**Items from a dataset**
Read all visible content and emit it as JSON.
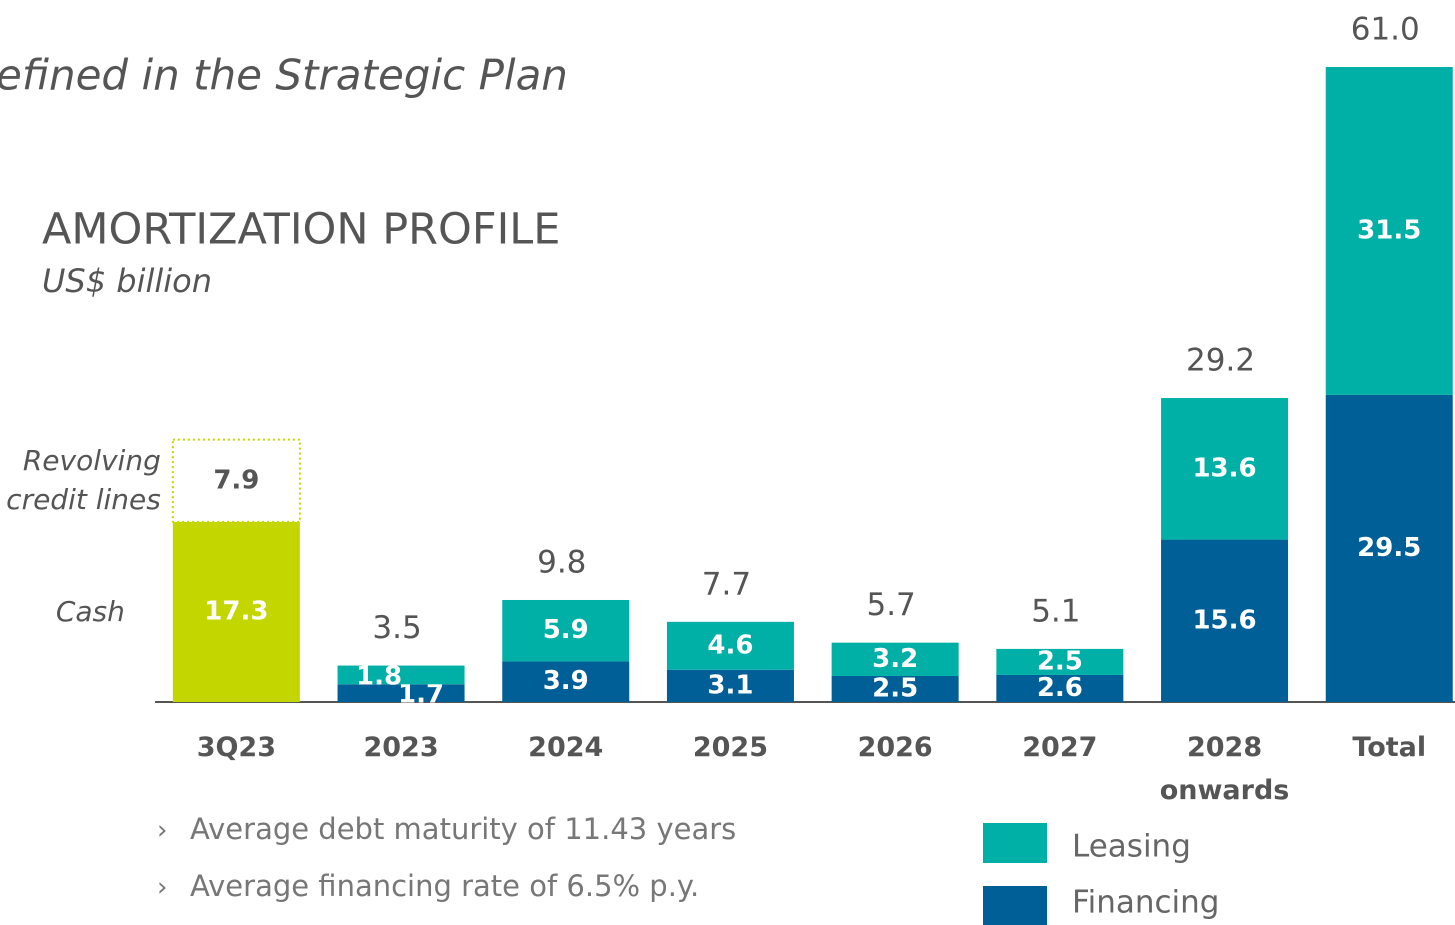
{
  "chart_data": {
    "type": "stacked_bar",
    "header": "efined in the Strategic Plan",
    "title": "AMORTIZATION PROFILE",
    "subtitle": "US$ billion",
    "categories": [
      "3Q23",
      "2023",
      "2024",
      "2025",
      "2026",
      "2027",
      "2028 onwards",
      "Total"
    ],
    "series": [
      {
        "name": "Financing",
        "color": "#005f96",
        "values": [
          null,
          1.7,
          3.9,
          3.1,
          2.5,
          2.6,
          15.6,
          29.5
        ]
      },
      {
        "name": "Leasing",
        "color": "#00b0a6",
        "values": [
          null,
          1.8,
          5.9,
          4.6,
          3.2,
          2.5,
          13.6,
          31.5
        ]
      },
      {
        "name": "Cash",
        "color": "#c4d600",
        "values": [
          17.3,
          null,
          null,
          null,
          null,
          null,
          null,
          null
        ]
      },
      {
        "name": "Revolving credit lines",
        "color": "#c4d600",
        "style": "dotted",
        "values": [
          7.9,
          null,
          null,
          null,
          null,
          null,
          null,
          null
        ]
      }
    ],
    "totals": [
      null,
      3.5,
      9.8,
      7.7,
      5.7,
      5.1,
      29.2,
      61.0
    ],
    "totals_labels": [
      null,
      "3.5",
      "9.8",
      "7.7",
      "5.7",
      "5.1",
      "29.2",
      "61.0"
    ],
    "ylim": [
      0,
      61
    ],
    "notes": [
      "Average debt maturity of 11.43 years",
      "Average financing rate of 6.5% p.y."
    ]
  }
}
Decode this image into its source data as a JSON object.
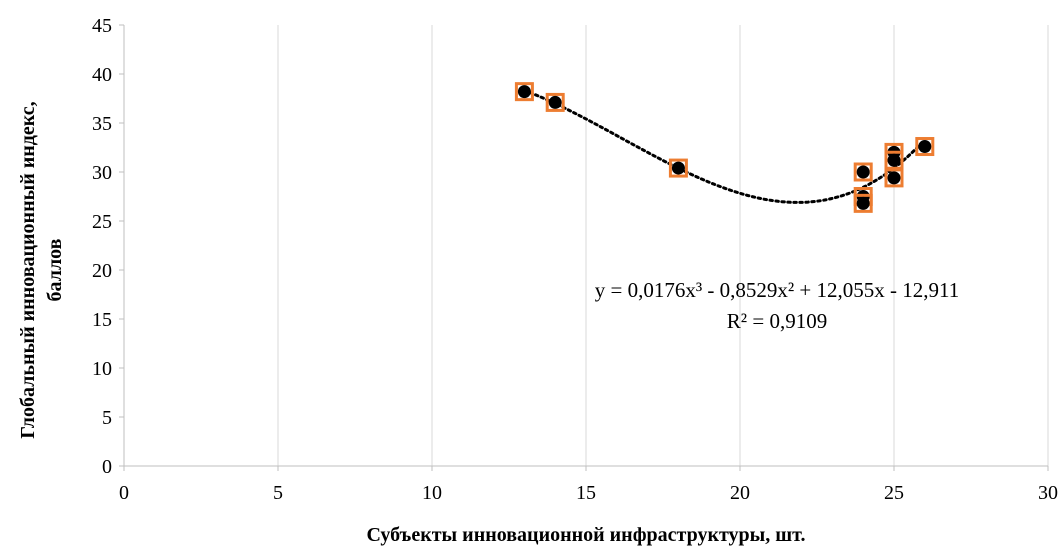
{
  "chart_data": {
    "type": "scatter",
    "xlabel": "Субъекты инновационной инфраструктуры, шт.",
    "ylabel_lines": [
      "Глобальный инновационный индекс,",
      "баллов"
    ],
    "xlim": [
      0,
      30
    ],
    "ylim": [
      0,
      45
    ],
    "x_ticks": [
      0,
      5,
      10,
      15,
      20,
      25,
      30
    ],
    "y_ticks": [
      0,
      5,
      10,
      15,
      20,
      25,
      30,
      35,
      40,
      45
    ],
    "grid": {
      "vertical": true,
      "horizontal": false
    },
    "points": [
      {
        "x": 13,
        "y": 38.2
      },
      {
        "x": 14,
        "y": 37.1
      },
      {
        "x": 18,
        "y": 30.4
      },
      {
        "x": 24,
        "y": 30.0
      },
      {
        "x": 24,
        "y": 27.5
      },
      {
        "x": 24,
        "y": 26.8
      },
      {
        "x": 25,
        "y": 32.0
      },
      {
        "x": 25,
        "y": 31.2
      },
      {
        "x": 25,
        "y": 29.4
      },
      {
        "x": 26,
        "y": 32.6
      }
    ],
    "trendline": {
      "type": "polynomial",
      "order": 3,
      "coefficients": [
        0.0176,
        -0.8529,
        12.055,
        -12.911
      ],
      "x_range": [
        13,
        26
      ],
      "equation_text": "y = 0,0176x³ - 0,8529x² + 12,055x - 12,911",
      "r2_text": "R² = 0,9109"
    },
    "colors": {
      "marker_fill": "#000000",
      "marker_square": "#ED7D31",
      "gridline": "#D9D9D9",
      "axis": "#BFBFBF",
      "trendline": "#000000"
    }
  }
}
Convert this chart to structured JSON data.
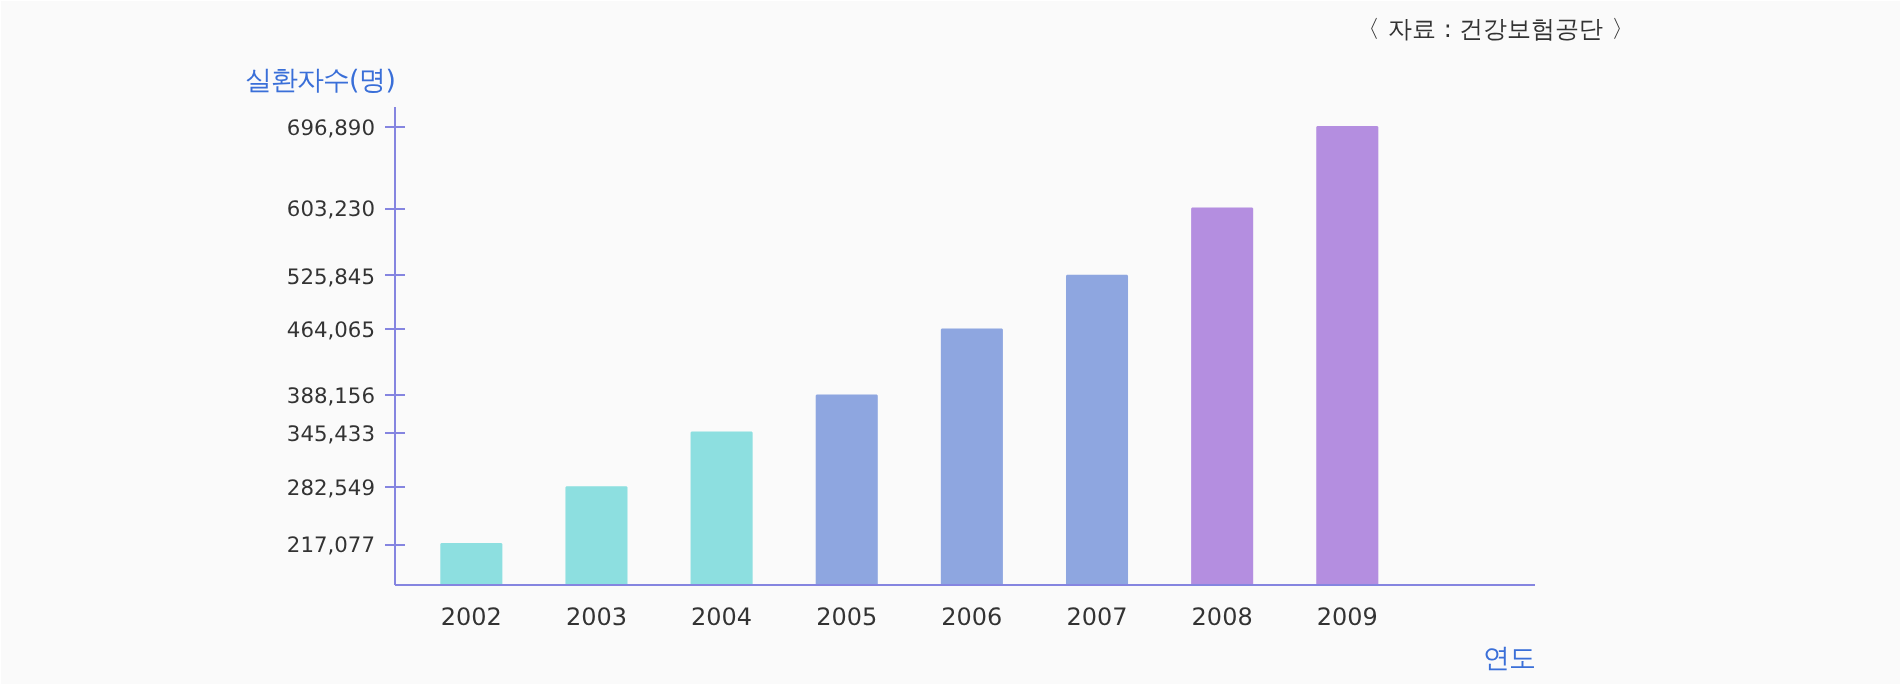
{
  "chart_data": {
    "type": "bar",
    "ylabel": "실환자수(명)",
    "xlabel": "연도",
    "annotations": [
      "〈 자료 : 건강보험공단 〉"
    ],
    "categories": [
      "2002",
      "2003",
      "2004",
      "2005",
      "2006",
      "2007",
      "2008",
      "2009"
    ],
    "values": [
      217077,
      282549,
      345433,
      388156,
      464065,
      525845,
      603230,
      696890
    ],
    "colors": [
      "#8ddfe0",
      "#8ddfe0",
      "#8ddfe0",
      "#8ea6e0",
      "#8ea6e0",
      "#8ea6e0",
      "#b48ee0",
      "#b48ee0"
    ],
    "ylim": [
      170000,
      720000
    ],
    "yticks": [
      {
        "value": 217077,
        "label": "217,077"
      },
      {
        "value": 282549,
        "label": "282,549"
      },
      {
        "value": 345433,
        "label": "345,433"
      },
      {
        "value": 388156,
        "label": "388,156"
      },
      {
        "value": 464065,
        "label": "464,065"
      },
      {
        "value": 525845,
        "label": "525,845"
      },
      {
        "value": 603230,
        "label": "603,230"
      },
      {
        "value": 696890,
        "label": "696,890"
      }
    ],
    "grid": false
  }
}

**Aim**
Quote in full the listing given above; the images are to be left out.

**Answer in full**
Read all visible content and emit it as JSON.
{
  "chart_data": {
    "type": "stacked_bar",
    "header": "efined in the Strategic Plan",
    "title": "AMORTIZATION PROFILE",
    "subtitle": "US$ billion",
    "categories": [
      "3Q23",
      "2023",
      "2024",
      "2025",
      "2026",
      "2027",
      "2028 onwards",
      "Total"
    ],
    "series": [
      {
        "name": "Financing",
        "color": "#005f96",
        "values": [
          null,
          1.7,
          3.9,
          3.1,
          2.5,
          2.6,
          15.6,
          29.5
        ]
      },
      {
        "name": "Leasing",
        "color": "#00b0a6",
        "values": [
          null,
          1.8,
          5.9,
          4.6,
          3.2,
          2.5,
          13.6,
          31.5
        ]
      },
      {
        "name": "Cash",
        "color": "#c4d600",
        "values": [
          17.3,
          null,
          null,
          null,
          null,
          null,
          null,
          null
        ]
      },
      {
        "name": "Revolving credit lines",
        "color": "#c4d600",
        "style": "dotted",
        "values": [
          7.9,
          null,
          null,
          null,
          null,
          null,
          null,
          null
        ]
      }
    ],
    "totals": [
      null,
      3.5,
      9.8,
      7.7,
      5.7,
      5.1,
      29.2,
      61.0
    ],
    "totals_labels": [
      null,
      "3.5",
      "9.8",
      "7.7",
      "5.7",
      "5.1",
      "29.2",
      "61.0"
    ],
    "ylim": [
      0,
      61
    ],
    "notes": [
      "Average debt maturity of 11.43 years",
      "Average financing rate of 6.5% p.y."
    ]
  }
}
Decode this image into its source data as a JSON object.
{
  "chart_data": {
    "type": "scatter",
    "xlabel": "Субъекты инновационной инфраструктуры, шт.",
    "ylabel_lines": [
      "Глобальный инновационный индекс,",
      "баллов"
    ],
    "xlim": [
      0,
      30
    ],
    "ylim": [
      0,
      45
    ],
    "x_ticks": [
      0,
      5,
      10,
      15,
      20,
      25,
      30
    ],
    "y_ticks": [
      0,
      5,
      10,
      15,
      20,
      25,
      30,
      35,
      40,
      45
    ],
    "grid": {
      "vertical": true,
      "horizontal": false
    },
    "points": [
      {
        "x": 13,
        "y": 38.2
      },
      {
        "x": 14,
        "y": 37.1
      },
      {
        "x": 18,
        "y": 30.4
      },
      {
        "x": 24,
        "y": 30.0
      },
      {
        "x": 24,
        "y": 27.5
      },
      {
        "x": 24,
        "y": 26.8
      },
      {
        "x": 25,
        "y": 32.0
      },
      {
        "x": 25,
        "y": 31.2
      },
      {
        "x": 25,
        "y": 29.4
      },
      {
        "x": 26,
        "y": 32.6
      }
    ],
    "trendline": {
      "type": "polynomial",
      "order": 3,
      "coefficients": [
        0.0176,
        -0.8529,
        12.055,
        -12.911
      ],
      "x_range": [
        13,
        26
      ],
      "equation_text": "y = 0,0176x³ - 0,8529x² + 12,055x - 12,911",
      "r2_text": "R² = 0,9109"
    },
    "colors": {
      "marker_fill": "#000000",
      "marker_square": "#ED7D31",
      "gridline": "#D9D9D9",
      "axis": "#BFBFBF",
      "trendline": "#000000"
    }
  }
}
Convert this chart to structured JSON data.
{
  "chart_data": {
    "type": "bar",
    "ylabel": "실환자수(명)",
    "xlabel": "연도",
    "annotations": [
      "〈 자료 : 건강보험공단 〉"
    ],
    "categories": [
      "2002",
      "2003",
      "2004",
      "2005",
      "2006",
      "2007",
      "2008",
      "2009"
    ],
    "values": [
      217077,
      282549,
      345433,
      388156,
      464065,
      525845,
      603230,
      696890
    ],
    "colors": [
      "#8ddfe0",
      "#8ddfe0",
      "#8ddfe0",
      "#8ea6e0",
      "#8ea6e0",
      "#8ea6e0",
      "#b48ee0",
      "#b48ee0"
    ],
    "ylim": [
      170000,
      720000
    ],
    "yticks": [
      {
        "value": 217077,
        "label": "217,077"
      },
      {
        "value": 282549,
        "label": "282,549"
      },
      {
        "value": 345433,
        "label": "345,433"
      },
      {
        "value": 388156,
        "label": "388,156"
      },
      {
        "value": 464065,
        "label": "464,065"
      },
      {
        "value": 525845,
        "label": "525,845"
      },
      {
        "value": 603230,
        "label": "603,230"
      },
      {
        "value": 696890,
        "label": "696,890"
      }
    ],
    "grid": false
  }
}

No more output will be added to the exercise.